• [Written exercise]: In the entries below, identify every line with the string "photo" and copy it.

• [Information supplied]:
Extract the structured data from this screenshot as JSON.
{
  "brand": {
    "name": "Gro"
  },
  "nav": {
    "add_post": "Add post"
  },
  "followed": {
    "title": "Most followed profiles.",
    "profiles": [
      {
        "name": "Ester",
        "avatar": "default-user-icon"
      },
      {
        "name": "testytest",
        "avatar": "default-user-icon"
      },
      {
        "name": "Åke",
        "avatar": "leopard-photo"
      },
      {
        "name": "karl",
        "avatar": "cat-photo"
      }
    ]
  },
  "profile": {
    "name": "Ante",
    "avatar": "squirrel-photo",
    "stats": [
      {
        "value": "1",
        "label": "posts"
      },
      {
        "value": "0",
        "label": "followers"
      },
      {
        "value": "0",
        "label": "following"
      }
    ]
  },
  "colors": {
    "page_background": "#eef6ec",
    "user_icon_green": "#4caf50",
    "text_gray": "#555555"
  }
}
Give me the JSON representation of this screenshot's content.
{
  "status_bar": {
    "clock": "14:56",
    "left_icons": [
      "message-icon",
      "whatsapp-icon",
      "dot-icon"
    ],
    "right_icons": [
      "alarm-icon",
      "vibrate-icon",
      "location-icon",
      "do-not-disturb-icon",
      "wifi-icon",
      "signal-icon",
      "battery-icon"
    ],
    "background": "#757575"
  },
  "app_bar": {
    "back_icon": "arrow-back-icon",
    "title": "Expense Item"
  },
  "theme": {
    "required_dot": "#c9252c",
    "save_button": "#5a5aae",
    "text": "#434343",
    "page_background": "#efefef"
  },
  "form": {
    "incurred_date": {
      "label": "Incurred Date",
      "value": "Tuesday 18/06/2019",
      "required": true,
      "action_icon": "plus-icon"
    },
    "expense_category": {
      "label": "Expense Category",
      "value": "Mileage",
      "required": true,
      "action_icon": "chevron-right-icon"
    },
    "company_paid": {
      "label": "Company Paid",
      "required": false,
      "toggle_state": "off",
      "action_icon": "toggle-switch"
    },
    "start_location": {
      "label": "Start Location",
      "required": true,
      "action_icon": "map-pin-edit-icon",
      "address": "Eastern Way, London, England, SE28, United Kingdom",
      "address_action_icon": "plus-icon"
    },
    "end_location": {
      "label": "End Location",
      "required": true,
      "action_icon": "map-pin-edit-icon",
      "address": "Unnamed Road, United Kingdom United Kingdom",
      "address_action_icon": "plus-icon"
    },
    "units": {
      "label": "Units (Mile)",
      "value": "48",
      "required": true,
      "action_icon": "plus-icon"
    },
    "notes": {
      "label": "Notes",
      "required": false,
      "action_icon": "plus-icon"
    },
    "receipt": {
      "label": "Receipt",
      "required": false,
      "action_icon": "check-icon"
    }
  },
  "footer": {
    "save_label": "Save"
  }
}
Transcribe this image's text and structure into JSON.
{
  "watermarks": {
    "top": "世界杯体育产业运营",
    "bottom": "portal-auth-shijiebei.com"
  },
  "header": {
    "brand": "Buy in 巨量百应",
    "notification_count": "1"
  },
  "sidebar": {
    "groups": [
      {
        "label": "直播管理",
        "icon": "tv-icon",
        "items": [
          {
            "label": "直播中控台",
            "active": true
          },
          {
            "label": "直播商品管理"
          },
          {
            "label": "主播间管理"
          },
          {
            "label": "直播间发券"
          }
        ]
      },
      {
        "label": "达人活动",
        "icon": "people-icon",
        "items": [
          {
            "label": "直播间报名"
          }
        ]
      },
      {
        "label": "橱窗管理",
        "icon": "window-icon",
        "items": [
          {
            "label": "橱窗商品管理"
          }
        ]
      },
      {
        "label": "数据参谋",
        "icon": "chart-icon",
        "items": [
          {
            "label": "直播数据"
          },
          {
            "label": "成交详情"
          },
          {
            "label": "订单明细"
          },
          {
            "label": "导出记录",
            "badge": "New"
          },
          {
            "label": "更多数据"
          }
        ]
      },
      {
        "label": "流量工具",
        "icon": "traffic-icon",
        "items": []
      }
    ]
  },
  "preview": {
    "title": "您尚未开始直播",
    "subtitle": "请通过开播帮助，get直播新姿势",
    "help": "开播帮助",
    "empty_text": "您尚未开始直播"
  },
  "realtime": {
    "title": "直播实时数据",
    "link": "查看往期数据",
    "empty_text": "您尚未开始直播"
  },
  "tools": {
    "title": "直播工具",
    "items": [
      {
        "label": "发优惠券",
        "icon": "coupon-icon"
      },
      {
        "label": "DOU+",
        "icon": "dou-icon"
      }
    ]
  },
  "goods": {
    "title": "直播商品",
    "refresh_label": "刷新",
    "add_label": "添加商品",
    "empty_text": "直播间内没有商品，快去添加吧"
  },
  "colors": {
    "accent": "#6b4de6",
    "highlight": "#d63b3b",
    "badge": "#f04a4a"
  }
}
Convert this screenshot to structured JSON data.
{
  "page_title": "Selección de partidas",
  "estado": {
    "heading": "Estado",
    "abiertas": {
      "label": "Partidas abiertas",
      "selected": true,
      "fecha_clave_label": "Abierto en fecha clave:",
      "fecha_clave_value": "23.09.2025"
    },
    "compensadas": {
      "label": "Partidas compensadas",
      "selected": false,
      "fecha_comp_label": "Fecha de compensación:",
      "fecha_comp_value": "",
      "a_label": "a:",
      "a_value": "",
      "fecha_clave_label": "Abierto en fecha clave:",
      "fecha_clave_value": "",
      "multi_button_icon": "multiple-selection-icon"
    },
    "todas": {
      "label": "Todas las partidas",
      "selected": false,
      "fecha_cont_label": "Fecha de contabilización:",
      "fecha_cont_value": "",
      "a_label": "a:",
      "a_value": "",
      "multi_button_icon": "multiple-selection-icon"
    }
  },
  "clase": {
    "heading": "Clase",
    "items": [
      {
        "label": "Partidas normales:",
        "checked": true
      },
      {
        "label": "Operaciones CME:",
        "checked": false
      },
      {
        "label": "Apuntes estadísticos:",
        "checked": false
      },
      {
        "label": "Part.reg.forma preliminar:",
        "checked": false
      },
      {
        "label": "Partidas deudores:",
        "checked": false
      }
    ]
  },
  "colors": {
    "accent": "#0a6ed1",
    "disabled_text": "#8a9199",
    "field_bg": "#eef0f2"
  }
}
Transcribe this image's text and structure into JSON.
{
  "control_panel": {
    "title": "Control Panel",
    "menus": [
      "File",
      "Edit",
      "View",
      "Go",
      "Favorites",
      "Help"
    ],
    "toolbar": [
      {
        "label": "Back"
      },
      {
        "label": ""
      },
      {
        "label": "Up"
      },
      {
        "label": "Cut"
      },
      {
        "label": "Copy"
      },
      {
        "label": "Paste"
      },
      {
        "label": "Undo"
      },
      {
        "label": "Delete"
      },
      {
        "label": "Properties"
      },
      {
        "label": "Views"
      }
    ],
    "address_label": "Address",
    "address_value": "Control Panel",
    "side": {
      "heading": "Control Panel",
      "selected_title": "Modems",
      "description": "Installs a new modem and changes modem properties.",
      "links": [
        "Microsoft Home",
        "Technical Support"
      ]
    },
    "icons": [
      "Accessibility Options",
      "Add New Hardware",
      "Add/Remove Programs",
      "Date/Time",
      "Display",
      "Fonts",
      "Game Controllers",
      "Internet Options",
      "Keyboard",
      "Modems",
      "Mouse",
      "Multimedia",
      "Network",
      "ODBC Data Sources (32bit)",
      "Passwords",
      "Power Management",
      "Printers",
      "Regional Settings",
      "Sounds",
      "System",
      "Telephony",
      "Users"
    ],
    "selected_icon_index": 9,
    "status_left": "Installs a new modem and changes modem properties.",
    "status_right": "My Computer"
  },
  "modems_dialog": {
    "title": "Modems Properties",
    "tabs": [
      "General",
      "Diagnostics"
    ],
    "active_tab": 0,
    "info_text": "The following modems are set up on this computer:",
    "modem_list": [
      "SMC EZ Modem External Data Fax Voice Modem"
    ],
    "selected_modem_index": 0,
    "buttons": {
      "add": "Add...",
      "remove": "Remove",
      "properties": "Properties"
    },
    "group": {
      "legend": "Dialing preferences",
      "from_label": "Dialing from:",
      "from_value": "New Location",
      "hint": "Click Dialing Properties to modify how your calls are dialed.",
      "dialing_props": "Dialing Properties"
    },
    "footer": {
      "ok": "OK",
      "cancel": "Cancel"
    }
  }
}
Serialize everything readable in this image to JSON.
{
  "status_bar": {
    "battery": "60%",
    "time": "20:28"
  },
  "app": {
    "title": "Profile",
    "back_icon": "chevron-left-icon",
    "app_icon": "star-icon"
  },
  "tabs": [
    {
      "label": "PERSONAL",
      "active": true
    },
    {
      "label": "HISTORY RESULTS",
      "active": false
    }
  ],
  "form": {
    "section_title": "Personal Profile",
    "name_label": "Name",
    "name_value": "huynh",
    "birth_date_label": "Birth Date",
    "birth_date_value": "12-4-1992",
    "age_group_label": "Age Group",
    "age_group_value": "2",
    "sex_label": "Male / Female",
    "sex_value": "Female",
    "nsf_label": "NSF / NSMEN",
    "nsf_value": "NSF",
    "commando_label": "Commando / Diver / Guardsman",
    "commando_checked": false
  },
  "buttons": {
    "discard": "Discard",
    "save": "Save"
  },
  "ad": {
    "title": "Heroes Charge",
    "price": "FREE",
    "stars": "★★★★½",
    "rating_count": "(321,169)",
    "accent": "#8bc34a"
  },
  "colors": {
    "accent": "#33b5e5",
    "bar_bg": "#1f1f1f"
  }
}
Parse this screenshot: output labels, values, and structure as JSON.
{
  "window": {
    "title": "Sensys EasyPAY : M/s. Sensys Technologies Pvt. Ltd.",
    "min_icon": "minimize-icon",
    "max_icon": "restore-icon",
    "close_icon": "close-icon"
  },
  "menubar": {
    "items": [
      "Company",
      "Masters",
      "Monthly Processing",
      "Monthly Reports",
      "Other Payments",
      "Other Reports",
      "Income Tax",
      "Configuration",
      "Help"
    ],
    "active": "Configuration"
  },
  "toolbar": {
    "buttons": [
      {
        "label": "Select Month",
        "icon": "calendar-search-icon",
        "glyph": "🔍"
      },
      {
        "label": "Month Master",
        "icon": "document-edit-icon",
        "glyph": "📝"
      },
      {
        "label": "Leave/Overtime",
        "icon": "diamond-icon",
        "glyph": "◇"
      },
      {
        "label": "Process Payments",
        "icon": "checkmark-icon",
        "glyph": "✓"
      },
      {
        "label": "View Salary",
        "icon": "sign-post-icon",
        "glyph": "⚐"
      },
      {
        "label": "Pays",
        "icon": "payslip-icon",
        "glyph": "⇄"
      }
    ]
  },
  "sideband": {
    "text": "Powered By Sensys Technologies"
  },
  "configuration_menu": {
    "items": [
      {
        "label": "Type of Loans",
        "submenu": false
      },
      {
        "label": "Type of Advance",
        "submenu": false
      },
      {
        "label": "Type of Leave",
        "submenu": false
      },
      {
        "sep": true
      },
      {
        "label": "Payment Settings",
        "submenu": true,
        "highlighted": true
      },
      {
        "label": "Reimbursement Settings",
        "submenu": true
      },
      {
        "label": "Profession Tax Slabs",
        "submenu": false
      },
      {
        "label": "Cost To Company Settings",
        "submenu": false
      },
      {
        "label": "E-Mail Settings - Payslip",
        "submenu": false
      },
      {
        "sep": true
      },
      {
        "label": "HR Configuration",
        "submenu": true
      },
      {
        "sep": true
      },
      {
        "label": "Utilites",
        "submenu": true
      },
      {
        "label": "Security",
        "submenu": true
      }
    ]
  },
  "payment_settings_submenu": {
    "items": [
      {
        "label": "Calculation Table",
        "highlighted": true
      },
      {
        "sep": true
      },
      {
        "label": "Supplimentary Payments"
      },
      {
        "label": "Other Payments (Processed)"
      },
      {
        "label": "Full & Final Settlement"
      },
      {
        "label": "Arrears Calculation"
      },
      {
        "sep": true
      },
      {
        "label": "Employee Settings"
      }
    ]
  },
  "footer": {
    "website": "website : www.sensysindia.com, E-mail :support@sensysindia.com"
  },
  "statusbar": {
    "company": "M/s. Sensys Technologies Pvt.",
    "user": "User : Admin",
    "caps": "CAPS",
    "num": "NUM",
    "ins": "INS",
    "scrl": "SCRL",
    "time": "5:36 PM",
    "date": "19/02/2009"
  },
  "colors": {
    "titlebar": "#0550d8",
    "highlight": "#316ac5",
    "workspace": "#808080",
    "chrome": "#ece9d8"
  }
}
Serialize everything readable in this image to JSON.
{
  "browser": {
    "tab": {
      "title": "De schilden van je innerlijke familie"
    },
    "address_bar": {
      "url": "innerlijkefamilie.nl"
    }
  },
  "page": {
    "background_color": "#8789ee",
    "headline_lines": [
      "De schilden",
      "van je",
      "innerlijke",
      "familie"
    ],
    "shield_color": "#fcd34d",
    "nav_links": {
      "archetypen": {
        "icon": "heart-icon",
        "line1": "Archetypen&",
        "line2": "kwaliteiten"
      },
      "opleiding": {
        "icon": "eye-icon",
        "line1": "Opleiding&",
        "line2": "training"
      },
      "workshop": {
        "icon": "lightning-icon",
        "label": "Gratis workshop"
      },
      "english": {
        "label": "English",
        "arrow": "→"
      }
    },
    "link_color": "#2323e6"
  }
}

• [Solved exercise]:
        "avatar": "leopard-photo"
        "avatar": "cat-photo"
    "avatar": "squirrel-photo",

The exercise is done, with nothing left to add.